Work to complete: Determine how many lines include "JSON". Give the number and nothing else.
····················
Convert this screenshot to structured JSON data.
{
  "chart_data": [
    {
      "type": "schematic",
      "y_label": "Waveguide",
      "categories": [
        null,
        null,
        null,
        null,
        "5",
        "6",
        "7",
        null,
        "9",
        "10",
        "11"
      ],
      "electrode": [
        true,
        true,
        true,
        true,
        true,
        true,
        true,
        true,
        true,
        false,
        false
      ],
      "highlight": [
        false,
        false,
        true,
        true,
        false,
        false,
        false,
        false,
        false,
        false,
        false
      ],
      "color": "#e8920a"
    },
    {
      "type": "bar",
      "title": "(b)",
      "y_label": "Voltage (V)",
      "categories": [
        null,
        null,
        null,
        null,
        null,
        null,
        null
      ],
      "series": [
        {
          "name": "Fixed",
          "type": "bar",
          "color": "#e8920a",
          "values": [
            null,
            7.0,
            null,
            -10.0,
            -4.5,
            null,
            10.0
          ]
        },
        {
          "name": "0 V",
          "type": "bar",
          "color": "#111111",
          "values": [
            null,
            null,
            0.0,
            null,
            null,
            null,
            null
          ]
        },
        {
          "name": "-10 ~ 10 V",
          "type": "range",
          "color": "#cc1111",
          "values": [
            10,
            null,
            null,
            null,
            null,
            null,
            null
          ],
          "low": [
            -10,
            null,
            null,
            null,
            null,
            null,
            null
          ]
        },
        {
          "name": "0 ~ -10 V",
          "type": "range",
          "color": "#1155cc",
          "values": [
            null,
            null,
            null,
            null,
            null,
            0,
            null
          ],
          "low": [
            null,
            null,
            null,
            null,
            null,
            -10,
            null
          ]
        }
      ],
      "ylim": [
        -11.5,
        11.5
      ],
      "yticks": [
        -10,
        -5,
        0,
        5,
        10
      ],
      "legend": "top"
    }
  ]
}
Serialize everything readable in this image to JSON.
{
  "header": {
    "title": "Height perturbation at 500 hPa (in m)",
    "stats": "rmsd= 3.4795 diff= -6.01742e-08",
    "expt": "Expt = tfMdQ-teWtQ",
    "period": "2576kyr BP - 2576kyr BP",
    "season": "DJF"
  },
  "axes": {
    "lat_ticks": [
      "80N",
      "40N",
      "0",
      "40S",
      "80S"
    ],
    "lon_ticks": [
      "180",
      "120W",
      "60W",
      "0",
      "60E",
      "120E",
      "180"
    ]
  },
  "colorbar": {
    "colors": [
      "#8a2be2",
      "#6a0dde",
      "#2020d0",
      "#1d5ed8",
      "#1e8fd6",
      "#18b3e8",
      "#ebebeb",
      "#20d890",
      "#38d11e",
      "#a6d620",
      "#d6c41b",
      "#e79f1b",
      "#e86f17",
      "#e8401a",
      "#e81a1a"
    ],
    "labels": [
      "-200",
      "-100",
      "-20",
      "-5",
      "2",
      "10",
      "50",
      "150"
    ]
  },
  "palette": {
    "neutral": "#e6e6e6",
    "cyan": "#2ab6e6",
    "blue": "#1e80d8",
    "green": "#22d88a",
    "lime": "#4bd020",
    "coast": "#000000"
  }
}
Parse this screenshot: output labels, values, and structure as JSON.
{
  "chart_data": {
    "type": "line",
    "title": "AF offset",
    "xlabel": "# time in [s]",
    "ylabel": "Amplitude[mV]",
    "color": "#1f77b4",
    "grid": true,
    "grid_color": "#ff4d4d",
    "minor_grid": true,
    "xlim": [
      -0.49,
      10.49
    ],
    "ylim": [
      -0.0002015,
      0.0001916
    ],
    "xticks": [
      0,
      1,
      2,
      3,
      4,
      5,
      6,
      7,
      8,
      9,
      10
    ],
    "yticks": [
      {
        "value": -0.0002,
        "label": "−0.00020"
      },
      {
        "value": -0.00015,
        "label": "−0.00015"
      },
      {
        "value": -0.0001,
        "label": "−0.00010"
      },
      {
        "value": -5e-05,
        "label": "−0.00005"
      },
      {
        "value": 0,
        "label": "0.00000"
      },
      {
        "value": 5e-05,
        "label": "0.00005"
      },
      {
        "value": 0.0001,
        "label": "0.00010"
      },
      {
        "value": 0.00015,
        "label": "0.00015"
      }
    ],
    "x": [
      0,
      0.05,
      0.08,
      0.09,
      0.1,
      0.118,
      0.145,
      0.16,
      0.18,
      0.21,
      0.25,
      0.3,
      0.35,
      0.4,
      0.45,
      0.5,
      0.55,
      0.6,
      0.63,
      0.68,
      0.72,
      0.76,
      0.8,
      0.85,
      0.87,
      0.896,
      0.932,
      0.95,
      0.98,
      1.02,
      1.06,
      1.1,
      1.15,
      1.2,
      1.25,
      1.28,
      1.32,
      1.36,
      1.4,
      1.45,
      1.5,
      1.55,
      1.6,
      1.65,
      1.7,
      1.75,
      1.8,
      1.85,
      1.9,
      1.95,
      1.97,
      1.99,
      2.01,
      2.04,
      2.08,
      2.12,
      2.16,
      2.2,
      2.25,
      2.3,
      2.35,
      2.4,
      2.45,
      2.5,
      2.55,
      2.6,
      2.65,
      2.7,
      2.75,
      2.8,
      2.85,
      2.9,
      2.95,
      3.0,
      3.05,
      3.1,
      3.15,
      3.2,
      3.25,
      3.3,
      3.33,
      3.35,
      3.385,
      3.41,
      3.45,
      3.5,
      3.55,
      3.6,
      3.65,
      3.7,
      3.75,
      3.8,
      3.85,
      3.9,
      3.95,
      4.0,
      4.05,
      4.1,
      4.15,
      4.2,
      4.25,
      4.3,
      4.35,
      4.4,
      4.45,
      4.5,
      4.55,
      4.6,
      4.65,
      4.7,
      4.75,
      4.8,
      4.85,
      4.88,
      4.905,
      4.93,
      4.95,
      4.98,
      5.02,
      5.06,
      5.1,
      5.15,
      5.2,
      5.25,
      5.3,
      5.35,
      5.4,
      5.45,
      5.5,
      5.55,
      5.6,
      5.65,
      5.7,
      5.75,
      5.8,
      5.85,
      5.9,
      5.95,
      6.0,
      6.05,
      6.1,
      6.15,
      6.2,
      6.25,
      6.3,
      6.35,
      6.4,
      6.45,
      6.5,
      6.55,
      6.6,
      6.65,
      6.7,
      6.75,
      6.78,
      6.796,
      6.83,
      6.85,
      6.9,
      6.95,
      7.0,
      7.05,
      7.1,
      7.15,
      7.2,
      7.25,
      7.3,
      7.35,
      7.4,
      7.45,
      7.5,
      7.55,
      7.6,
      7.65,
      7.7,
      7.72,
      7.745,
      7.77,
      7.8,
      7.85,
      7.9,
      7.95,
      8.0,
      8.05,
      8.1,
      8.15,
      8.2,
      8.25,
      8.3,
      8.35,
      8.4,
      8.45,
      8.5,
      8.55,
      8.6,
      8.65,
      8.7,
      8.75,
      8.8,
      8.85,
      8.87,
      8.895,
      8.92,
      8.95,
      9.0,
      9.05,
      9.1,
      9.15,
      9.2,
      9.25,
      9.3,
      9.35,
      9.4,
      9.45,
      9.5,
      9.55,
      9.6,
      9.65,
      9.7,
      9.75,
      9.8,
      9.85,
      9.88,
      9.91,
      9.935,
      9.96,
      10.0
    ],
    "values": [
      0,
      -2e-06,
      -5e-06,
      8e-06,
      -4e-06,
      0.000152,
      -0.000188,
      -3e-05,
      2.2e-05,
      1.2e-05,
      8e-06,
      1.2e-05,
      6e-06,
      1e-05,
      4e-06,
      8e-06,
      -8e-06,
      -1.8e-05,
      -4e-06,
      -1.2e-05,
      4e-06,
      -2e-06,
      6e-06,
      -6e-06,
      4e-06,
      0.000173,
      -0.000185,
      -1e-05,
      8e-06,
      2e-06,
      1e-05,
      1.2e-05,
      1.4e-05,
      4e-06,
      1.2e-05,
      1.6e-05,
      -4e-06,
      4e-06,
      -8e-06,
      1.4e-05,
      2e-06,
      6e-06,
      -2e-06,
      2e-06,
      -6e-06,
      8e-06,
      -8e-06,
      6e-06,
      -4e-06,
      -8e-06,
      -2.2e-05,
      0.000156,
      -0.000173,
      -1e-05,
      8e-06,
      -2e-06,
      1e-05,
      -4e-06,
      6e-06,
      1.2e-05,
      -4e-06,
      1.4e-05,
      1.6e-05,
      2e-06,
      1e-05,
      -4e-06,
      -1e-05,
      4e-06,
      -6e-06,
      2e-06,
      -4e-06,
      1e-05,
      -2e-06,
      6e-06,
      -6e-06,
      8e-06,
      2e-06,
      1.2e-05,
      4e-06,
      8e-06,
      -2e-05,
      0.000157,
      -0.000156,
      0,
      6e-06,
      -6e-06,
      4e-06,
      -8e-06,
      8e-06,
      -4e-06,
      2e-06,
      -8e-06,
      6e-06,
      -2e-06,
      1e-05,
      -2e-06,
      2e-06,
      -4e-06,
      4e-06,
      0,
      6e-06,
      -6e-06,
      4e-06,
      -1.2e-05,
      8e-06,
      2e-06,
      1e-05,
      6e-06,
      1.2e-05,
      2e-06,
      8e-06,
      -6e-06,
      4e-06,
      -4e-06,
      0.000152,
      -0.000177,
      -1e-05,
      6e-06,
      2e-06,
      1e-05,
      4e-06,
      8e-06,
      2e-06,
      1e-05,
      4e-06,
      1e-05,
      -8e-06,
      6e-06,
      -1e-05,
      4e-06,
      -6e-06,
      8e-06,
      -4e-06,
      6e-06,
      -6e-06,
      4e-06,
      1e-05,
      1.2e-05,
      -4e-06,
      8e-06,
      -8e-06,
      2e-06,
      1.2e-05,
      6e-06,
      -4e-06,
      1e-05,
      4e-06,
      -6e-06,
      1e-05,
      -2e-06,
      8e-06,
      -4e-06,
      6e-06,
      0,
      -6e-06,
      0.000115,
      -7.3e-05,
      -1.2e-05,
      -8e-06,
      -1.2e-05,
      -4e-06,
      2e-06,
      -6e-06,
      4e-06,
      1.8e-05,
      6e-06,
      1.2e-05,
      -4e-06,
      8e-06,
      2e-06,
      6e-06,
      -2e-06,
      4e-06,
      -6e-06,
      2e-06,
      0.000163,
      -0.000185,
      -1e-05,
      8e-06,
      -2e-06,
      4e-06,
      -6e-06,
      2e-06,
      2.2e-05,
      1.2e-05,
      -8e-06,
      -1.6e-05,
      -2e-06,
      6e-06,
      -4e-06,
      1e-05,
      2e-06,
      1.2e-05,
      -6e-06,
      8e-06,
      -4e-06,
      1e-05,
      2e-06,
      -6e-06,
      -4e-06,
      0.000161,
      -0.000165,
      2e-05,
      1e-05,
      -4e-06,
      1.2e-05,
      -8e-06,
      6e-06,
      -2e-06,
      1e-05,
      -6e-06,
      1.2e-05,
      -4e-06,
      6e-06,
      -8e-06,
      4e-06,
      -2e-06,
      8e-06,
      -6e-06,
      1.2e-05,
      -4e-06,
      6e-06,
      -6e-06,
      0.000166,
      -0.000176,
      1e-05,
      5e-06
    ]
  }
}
····················
Exercise output: 3